Excerpted passage Start Marker

Question

It seems that everybody knows you're supposed to have a clear distinction between the GUI, the business logic, and the data access. I recently talked to a programmer who bragged about always having a clean data access layer. I looked at this code, and it turns out his data access layer is just a small class wrapping a few SQL methods (like ExecuteNonQuery and ExecuteReader). It turns out that in his ASP.NET code behind pages, he has tons of SQL hard coded into the page_load and other events. But he swears he's using a data access layer.

So, I throw the question out. How would you define a data access layer?

Was it helpful?

Solution

What your colleague is talking about is not a DAL by most peoples reckoning. The DAL should encapsulate any calls to the database whether done by dynamic SQL, stored procs or an ORM with something like IRepository. Your web pages never should contain SQL or business logic or else it becomes maintenance nightmare.

OTHER TIPS

A very simple example for .NET would be as follows.

If have two classes: SomePage (which is an ASP.NET Page) and DataService (which is a plain old C# class)

If SomePage always calls to DataService to read/write data then you have a Data Access layer. SomePage will contain no SQL or references to System.Data.SqlClient classes.

But SomePage can use DataSets or business objects that are passed from and to the DataService class.

In addition to what the others have said, I usually consider it the place to abstract out how your data is being stored. A really good data access layer should allow you to swap out Oracle, SQL Server, Access, a flat text file, XML, or whatever you want, and doing so would be transparent to the other application layers. In other words, the contract between the data access layer and other layers should be defined in a database agnostic way.

I personally define the DAL as where the interactions between my application and the database exist. So I may have a Business Layer that interacts with the DAL to allow CRUD operations.

EG I may have a ModelClass.LoadAll() method that would interact with the DAL, which would fetch the data and the ModelClass would use that data in whatever way it needed.

Excerpted passage End Marker

**Work to complete**.
a – Write out the part of the data access layer discussion that opens with the words containing "So, I throw" and closes with "be as follows.".
b – Answer these questions from the data access layer discussion:
(i) Which two SQL methods does the colleague's small class wrap?
(ii) In the simple .NET example, what kind of class is DataService?
(iii) What method is given as an example of one that would interact with the DAL?

Extracted records Start Marker

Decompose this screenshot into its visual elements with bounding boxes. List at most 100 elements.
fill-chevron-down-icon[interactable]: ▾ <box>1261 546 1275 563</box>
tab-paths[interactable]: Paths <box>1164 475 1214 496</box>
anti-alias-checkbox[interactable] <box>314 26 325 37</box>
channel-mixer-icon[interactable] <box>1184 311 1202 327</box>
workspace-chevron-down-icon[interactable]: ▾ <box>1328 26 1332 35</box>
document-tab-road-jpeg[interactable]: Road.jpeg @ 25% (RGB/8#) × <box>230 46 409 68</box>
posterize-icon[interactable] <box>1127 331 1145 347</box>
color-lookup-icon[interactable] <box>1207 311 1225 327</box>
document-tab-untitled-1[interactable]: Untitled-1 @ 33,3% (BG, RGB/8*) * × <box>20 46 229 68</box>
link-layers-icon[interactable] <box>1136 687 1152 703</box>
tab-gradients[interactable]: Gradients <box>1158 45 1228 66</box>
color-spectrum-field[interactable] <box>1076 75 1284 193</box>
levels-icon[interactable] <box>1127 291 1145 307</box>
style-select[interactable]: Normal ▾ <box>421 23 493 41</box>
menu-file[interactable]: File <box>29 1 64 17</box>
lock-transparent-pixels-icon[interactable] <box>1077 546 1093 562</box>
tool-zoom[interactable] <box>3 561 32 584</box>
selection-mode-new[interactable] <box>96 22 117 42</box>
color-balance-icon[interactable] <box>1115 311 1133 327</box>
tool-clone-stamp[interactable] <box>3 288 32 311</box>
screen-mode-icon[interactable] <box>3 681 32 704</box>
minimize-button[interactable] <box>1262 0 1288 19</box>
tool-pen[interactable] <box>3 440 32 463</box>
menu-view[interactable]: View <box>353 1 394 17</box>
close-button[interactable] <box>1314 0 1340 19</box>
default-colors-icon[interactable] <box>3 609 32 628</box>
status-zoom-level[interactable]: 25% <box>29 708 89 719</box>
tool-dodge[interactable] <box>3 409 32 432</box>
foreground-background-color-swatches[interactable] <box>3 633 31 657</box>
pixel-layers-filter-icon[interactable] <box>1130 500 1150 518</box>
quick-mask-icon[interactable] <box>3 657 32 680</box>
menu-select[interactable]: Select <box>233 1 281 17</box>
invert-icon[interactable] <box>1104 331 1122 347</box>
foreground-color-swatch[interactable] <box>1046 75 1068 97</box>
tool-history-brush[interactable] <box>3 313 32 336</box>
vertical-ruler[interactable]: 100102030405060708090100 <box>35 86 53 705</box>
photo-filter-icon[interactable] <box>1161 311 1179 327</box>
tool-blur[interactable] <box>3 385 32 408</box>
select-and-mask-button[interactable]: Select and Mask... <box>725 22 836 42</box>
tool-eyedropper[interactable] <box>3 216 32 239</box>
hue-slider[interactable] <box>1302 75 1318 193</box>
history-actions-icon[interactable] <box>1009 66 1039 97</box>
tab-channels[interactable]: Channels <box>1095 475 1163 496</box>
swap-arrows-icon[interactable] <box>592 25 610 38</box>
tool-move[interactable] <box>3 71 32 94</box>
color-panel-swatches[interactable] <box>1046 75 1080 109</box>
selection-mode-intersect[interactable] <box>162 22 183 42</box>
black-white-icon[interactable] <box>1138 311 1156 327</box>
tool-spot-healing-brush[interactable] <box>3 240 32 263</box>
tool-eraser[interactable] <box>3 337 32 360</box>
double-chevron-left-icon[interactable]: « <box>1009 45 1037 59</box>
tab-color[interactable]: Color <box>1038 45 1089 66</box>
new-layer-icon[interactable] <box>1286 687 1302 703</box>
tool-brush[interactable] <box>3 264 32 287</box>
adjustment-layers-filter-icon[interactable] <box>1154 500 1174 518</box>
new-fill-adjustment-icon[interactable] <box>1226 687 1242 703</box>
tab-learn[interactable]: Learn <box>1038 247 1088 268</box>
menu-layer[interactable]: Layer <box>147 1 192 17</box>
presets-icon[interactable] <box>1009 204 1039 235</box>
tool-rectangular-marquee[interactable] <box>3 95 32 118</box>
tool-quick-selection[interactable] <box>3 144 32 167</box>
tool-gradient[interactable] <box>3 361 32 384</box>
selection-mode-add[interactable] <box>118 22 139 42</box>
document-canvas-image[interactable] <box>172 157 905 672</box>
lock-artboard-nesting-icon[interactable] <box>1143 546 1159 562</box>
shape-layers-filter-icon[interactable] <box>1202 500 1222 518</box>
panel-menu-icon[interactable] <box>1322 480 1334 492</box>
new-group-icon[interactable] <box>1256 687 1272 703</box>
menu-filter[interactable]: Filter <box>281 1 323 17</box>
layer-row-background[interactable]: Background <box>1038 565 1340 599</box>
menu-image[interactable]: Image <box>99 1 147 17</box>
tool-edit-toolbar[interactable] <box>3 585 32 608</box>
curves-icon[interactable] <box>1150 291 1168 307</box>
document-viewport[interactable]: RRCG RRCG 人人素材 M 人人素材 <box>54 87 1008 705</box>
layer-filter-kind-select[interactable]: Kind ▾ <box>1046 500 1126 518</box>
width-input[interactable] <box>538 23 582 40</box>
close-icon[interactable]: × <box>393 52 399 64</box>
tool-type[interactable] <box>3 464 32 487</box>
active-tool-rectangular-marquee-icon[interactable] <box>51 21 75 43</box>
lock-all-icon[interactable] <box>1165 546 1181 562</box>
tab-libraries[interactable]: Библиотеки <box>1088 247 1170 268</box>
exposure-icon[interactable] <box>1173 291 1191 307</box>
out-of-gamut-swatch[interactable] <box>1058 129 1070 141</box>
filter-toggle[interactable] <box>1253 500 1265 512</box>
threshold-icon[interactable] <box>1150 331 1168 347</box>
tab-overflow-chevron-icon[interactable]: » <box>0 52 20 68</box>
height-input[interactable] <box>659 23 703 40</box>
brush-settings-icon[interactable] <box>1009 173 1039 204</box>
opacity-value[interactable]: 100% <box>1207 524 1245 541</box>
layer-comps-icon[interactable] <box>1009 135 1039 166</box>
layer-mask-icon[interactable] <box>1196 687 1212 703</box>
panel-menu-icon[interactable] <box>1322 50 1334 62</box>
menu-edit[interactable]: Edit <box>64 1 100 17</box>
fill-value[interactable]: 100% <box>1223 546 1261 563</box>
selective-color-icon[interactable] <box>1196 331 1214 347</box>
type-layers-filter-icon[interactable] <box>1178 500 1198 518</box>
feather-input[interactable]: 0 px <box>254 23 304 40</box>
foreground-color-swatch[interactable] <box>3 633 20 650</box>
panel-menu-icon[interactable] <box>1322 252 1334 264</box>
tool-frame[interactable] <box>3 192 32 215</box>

Extracted records End Marker

**Expected responses**.
a –
So, I throw the question out. How would you define a data access layer?

Was it helpful?

Solution

What your colleague is talking about is not a DAL by most peoples reckoning. The DAL should encapsulate any calls to the database whether done by dynamic SQL, stored procs or an ORM with something like IRepository. Your web pages never should contain SQL or business logic or else it becomes maintenance nightmare.

OTHER TIPS

A very simple example for .NET would be as follows.

b –
(i) ExecuteNonQuery and ExecuteReader.
(ii) A plain old C# class.
(iii) ModelClass.LoadAll().